* **What you should do**
Omit all pictures, then retype the data exactly as given.

[Stored records]
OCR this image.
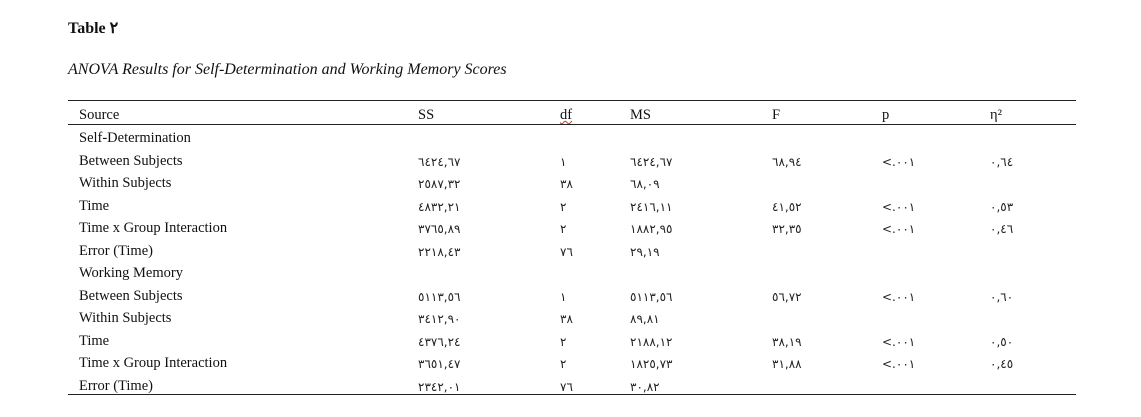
Table ٢
ANOVA Results for Self-Determination and Working Memory Scores
Source	SS	df	MS	F	p	η²
Self-Determination
Between Subjects	٦٤٢٤,٦٧	١	٦٤٢٤,٦٧	٦٨,٩٤	<.٠٠١	٠,٦٤
Within Subjects	٢٥٨٧,٣٢	٣٨	٦٨,٠٩
Time	٤٨٣٢,٢١	٢	٢٤١٦,١١	٤١,٥٢	<.٠٠١	٠,٥٣
Time x Group Interaction	٣٧٦٥,٨٩	٢	١٨٨٢,٩٥	٣٢,٣٥	<.٠٠١	٠,٤٦
Error (Time)	٢٢١٨,٤٣	٧٦	٢٩,١٩
Working Memory
Between Subjects	٥١١٣,٥٦	١	٥١١٣,٥٦	٥٦,٧٢	<.٠٠١	٠,٦٠
Within Subjects	٣٤١٢,٩٠	٣٨	٨٩,٨١
Time	٤٣٧٦,٢٤	٢	٢١٨٨,١٢	٣٨,١٩	<.٠٠١	٠,٥٠
Time x Group Interaction	٣٦٥١,٤٧	٢	١٨٢٥,٧٣	٣١,٨٨	<.٠٠١	٠,٤٥
Error (Time)	٢٣٤٢,٠١	٧٦	٣٠,٨٢
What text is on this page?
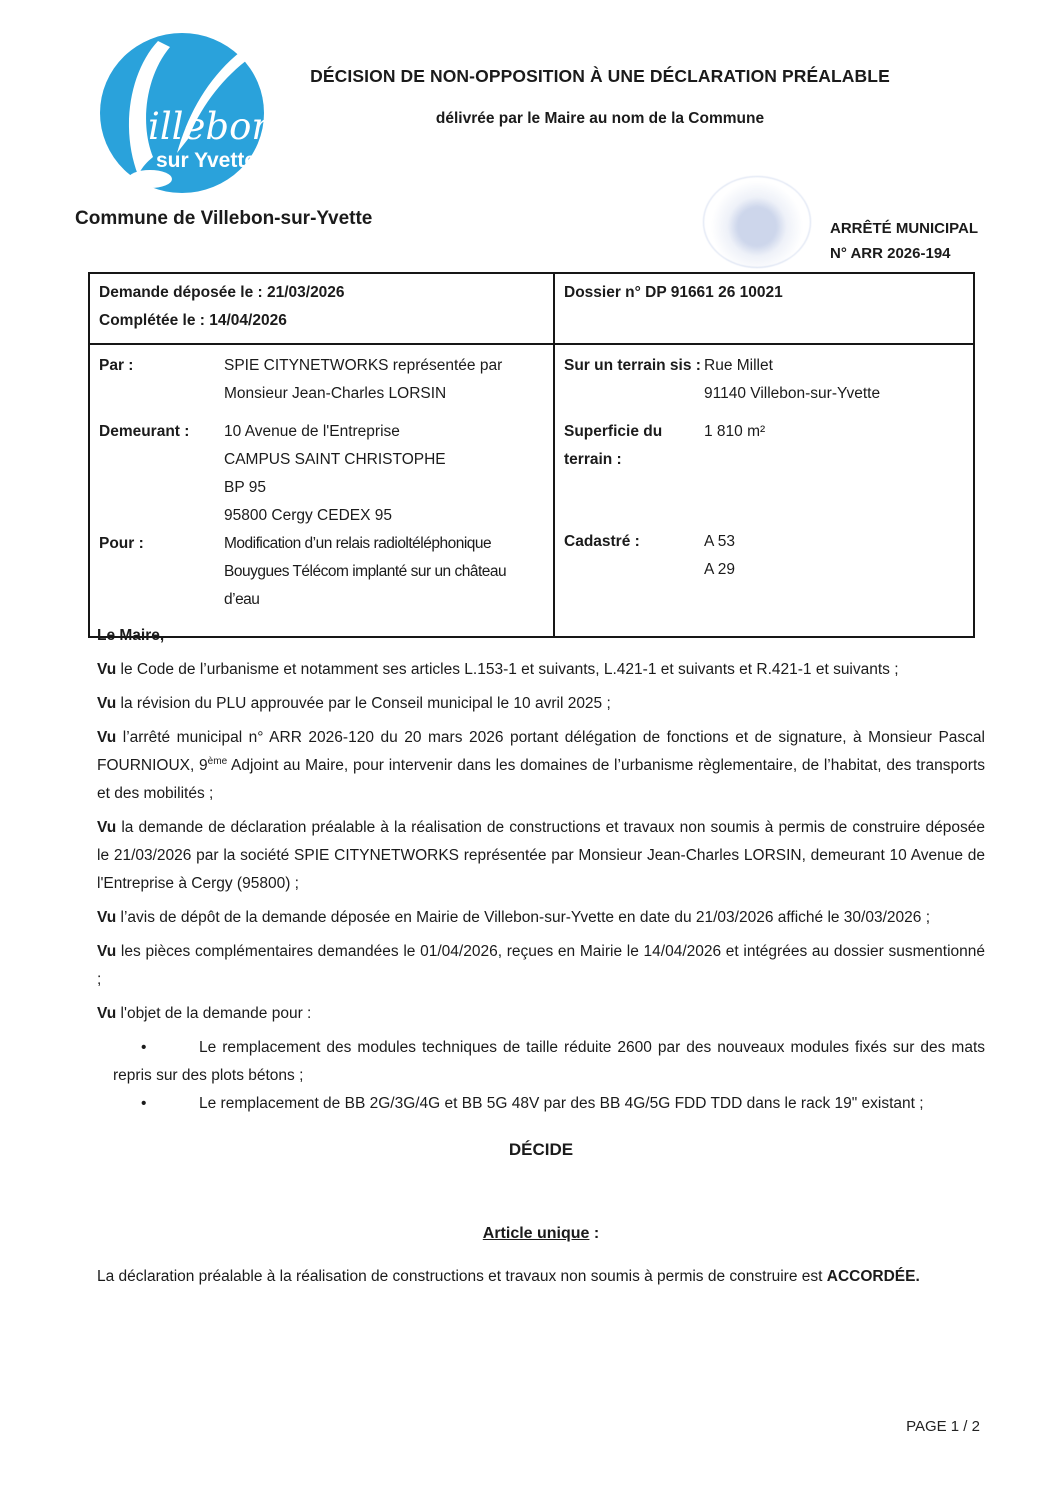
illebon
sur Yvette
DÉCISION DE NON-OPPOSITION À UNE DÉCLARATION PRÉALABLE
délivrée par le Maire au nom de la Commune
Commune de Villebon-sur-Yvette	ARRÊTÉ MUNICIPAL
N° ARR 2026-194
Demande déposée le : 21/03/2026
Complétée le : 14/04/2026
Dossier n° DP 91661 26 10021
Par :	SPIE CITYNETWORKS représentée par
Monsieur Jean-Charles LORSIN
Demeurant :	10 Avenue de l'Entreprise
CAMPUS SAINT CHRISTOPHE
BP 95
95800 Cergy CEDEX 95
Pour :	Modification d’un relais radioltéléphonique
Bouygues Télécom implanté sur un château
d’eau
Sur un terrain sis : Rue Millet
91140 Villebon-sur-Yvette
Superficie du terrain :
1 810 m²
Cadastré :	A 53
A 29

Le Maire,

Vu le Code de l’urbanisme et notamment ses articles L.153-1 et suivants, L.421-1 et suivants et R.421-1 et suivants ;

Vu la révision du PLU approuvée par le Conseil municipal le 10 avril 2025 ;

Vu l’arrêté municipal n° ARR 2026-120 du 20 mars 2026 portant délégation de fonctions et de signature, à Monsieur Pascal FOURNIOUX, 9ème Adjoint au Maire, pour intervenir dans les domaines de l’urbanisme règlementaire, de l’habitat, des transports et des mobilités ;

Vu la demande de déclaration préalable à la réalisation de constructions et travaux non soumis à permis de construire déposée le 21/03/2026 par la société SPIE CITYNETWORKS représentée par Monsieur Jean-Charles LORSIN, demeurant 10 Avenue de l'Entreprise à Cergy (95800) ;

Vu l’avis de dépôt de la demande déposée en Mairie de Villebon-sur-Yvette en date du 21/03/2026 affiché le 30/03/2026 ;

Vu les pièces complémentaires demandées le 01/04/2026, reçues en Mairie le 14/04/2026 et intégrées au dossier susmentionné ;

Vu l'objet de la demande pour :

•	Le remplacement des modules techniques de taille réduite 2600 par des nouveaux modules fixés sur des mats repris sur des plots bétons ;
•	Le remplacement de BB 2G/3G/4G et BB 5G 48V par des BB 4G/5G FDD TDD dans le rack 19" existant ;
DÉCIDE
Article unique :
La déclaration préalable à la réalisation de constructions et travaux non soumis à permis de construire est ACCORDÉE.
PAGE 1 / 2
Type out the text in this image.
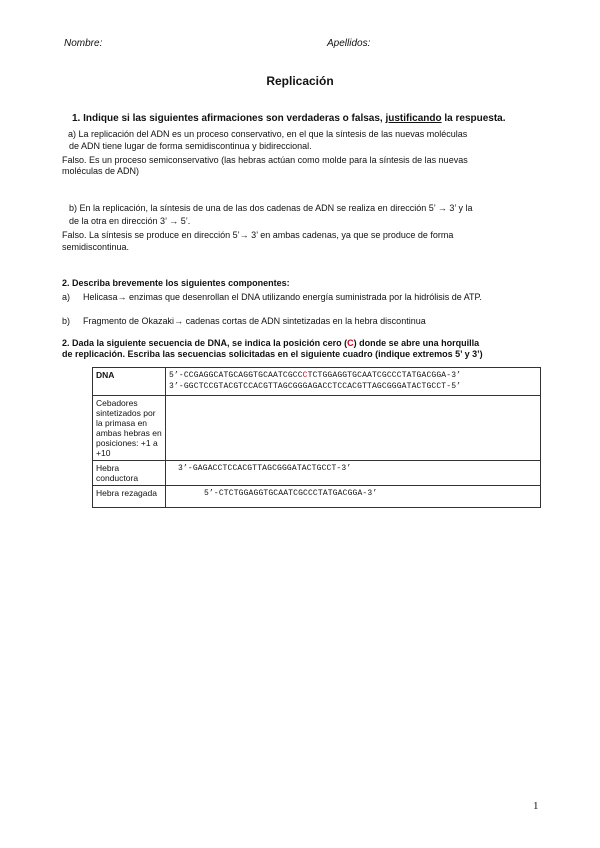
Nombre:	Apellidos:
Replicación
1. Indique si las siguientes afirmaciones son verdaderas o falsas, justificando la respuesta.
a) La replicación del ADN es un proceso conservativo, en el que la síntesis de las nuevas moléculas
de ADN tiene lugar de forma semidiscontinua y bidireccional.
Falso. Es un proceso semiconservativo (las hebras actúan como molde para la síntesis de las nuevas
moléculas de ADN)
b) En la replicación, la síntesis de una de las dos cadenas de ADN se realiza en dirección 5’ → 3’ y la
de la otra en dirección 3’ → 5’.
Falso. La síntesis se produce en dirección 5’→ 3’ en ambas cadenas, ya que se produce de forma
semidiscontinua.
2. Describa brevemente los siguientes componentes:
a) Helicasa→ enzimas que desenrollan el DNA utilizando energía suministrada por la hidrólisis de ATP.
b) Fragmento de Okazaki→ cadenas cortas de ADN sintetizadas en la hebra discontinua
2. Dada la siguiente secuencia de DNA, se indica la posición cero (C) donde se abre una horquilla
de replicación. Escriba las secuencias solicitadas en el siguiente cuadro (indique extremos 5’ y 3’)
DNA	5’-CCGAGGCATGCAGGTGCAATCGCCCTCTGGAGGTGCAATCGCCCTATGACGGA-3’
3’-GGCTCCGTACGTCCACGTTAGCGGGAGACCTCCACGTTAGCGGGATACTGCCT-5’

Cebadores sintetizados por la primasa en ambas hebras en posiciones: +1 a +10	
Hebra conductora	3’-GAGACCTCCACGTTAGCGGGATACTGCCT-3’
Hebra rezagada	5’-CTCTGGAGGTGCAATCGCCCTATGACGGA-3’
1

* **Exercise result**
OCR this image.
Table ٢
ANOVA Results for Self-Determination and Working Memory Scores
Source	SS	df	MS	F	p	η²
Self-Determination
Between Subjects	٦٤٢٤,٦٧	١	٦٤٢٤,٦٧	٦٨,٩٤	<.٠٠١	٠,٦٤
Within Subjects	٢٥٨٧,٣٢	٣٨	٦٨,٠٩
Time	٤٨٣٢,٢١	٢	٢٤١٦,١١	٤١,٥٢	<.٠٠١	٠,٥٣
Time x Group Interaction	٣٧٦٥,٨٩	٢	١٨٨٢,٩٥	٣٢,٣٥	<.٠٠١	٠,٤٦
Error (Time)	٢٢١٨,٤٣	٧٦	٢٩,١٩
Working Memory
Between Subjects	٥١١٣,٥٦	١	٥١١٣,٥٦	٥٦,٧٢	<.٠٠١	٠,٦٠
Within Subjects	٣٤١٢,٩٠	٣٨	٨٩,٨١
Time	٤٣٧٦,٢٤	٢	٢١٨٨,١٢	٣٨,١٩	<.٠٠١	٠,٥٠
Time x Group Interaction	٣٦٥١,٤٧	٢	١٨٢٥,٧٣	٣١,٨٨	<.٠٠١	٠,٤٥
Error (Time)	٢٣٤٢,٠١	٧٦	٣٠,٨٢
What text is on this page?
illebon
sur Yvette
DÉCISION DE NON-OPPOSITION À UNE DÉCLARATION PRÉALABLE
délivrée par le Maire au nom de la Commune
Commune de Villebon-sur-Yvette	ARRÊTÉ MUNICIPAL
N° ARR 2026-194
Demande déposée le : 21/03/2026
Complétée le : 14/04/2026
Dossier n° DP 91661 26 10021
Par :	SPIE CITYNETWORKS représentée par
Monsieur Jean-Charles LORSIN
Demeurant :	10 Avenue de l'Entreprise
CAMPUS SAINT CHRISTOPHE
BP 95
95800 Cergy CEDEX 95
Pour :	Modification d’un relais radioltéléphonique
Bouygues Télécom implanté sur un château
d’eau
Sur un terrain sis : Rue Millet
91140 Villebon-sur-Yvette
Superficie du terrain :
1 810 m²
Cadastré :	A 53
A 29

Le Maire,

Vu le Code de l’urbanisme et notamment ses articles L.153-1 et suivants, L.421-1 et suivants et R.421-1 et suivants ;

Vu la révision du PLU approuvée par le Conseil municipal le 10 avril 2025 ;

Vu l’arrêté municipal n° ARR 2026-120 du 20 mars 2026 portant délégation de fonctions et de signature, à Monsieur Pascal FOURNIOUX, 9ème Adjoint au Maire, pour intervenir dans les domaines de l’urbanisme règlementaire, de l’habitat, des transports et des mobilités ;

Vu la demande de déclaration préalable à la réalisation de constructions et travaux non soumis à permis de construire déposée le 21/03/2026 par la société SPIE CITYNETWORKS représentée par Monsieur Jean-Charles LORSIN, demeurant 10 Avenue de l'Entreprise à Cergy (95800) ;

Vu l’avis de dépôt de la demande déposée en Mairie de Villebon-sur-Yvette en date du 21/03/2026 affiché le 30/03/2026 ;

Vu les pièces complémentaires demandées le 01/04/2026, reçues en Mairie le 14/04/2026 et intégrées au dossier susmentionné ;

Vu l'objet de la demande pour :

•	Le remplacement des modules techniques de taille réduite 2600 par des nouveaux modules fixés sur des mats repris sur des plots bétons ;
•	Le remplacement de BB 2G/3G/4G et BB 5G 48V par des BB 4G/5G FDD TDD dans le rack 19" existant ;
DÉCIDE
Article unique :
La déclaration préalable à la réalisation de constructions et travaux non soumis à permis de construire est ACCORDÉE.
PAGE 1 / 2
Type out the text in this image.
Nombre:	Apellidos:
Replicación
1. Indique si las siguientes afirmaciones son verdaderas o falsas, justificando la respuesta.
a) La replicación del ADN es un proceso conservativo, en el que la síntesis de las nuevas moléculas
de ADN tiene lugar de forma semidiscontinua y bidireccional.
Falso. Es un proceso semiconservativo (las hebras actúan como molde para la síntesis de las nuevas
moléculas de ADN)
b) En la replicación, la síntesis de una de las dos cadenas de ADN se realiza en dirección 5’ → 3’ y la
de la otra en dirección 3’ → 5’.
Falso. La síntesis se produce en dirección 5’→ 3’ en ambas cadenas, ya que se produce de forma
semidiscontinua.
2. Describa brevemente los siguientes componentes:
a) Helicasa→ enzimas que desenrollan el DNA utilizando energía suministrada por la hidrólisis de ATP.
b) Fragmento de Okazaki→ cadenas cortas de ADN sintetizadas en la hebra discontinua
2. Dada la siguiente secuencia de DNA, se indica la posición cero (C) donde se abre una horquilla
de replicación. Escriba las secuencias solicitadas en el siguiente cuadro (indique extremos 5’ y 3’)
DNA	5’-CCGAGGCATGCAGGTGCAATCGCCCTCTGGAGGTGCAATCGCCCTATGACGGA-3’
3’-GGCTCCGTACGTCCACGTTAGCGGGAGACCTCCACGTTAGCGGGATACTGCCT-5’

Cebadores sintetizados por la primasa en ambas hebras en posiciones: +1 a +10	
Hebra conductora	3’-GAGACCTCCACGTTAGCGGGATACTGCCT-3’
Hebra rezagada	5’-CTCTGGAGGTGCAATCGCCCTATGACGGA-3’
1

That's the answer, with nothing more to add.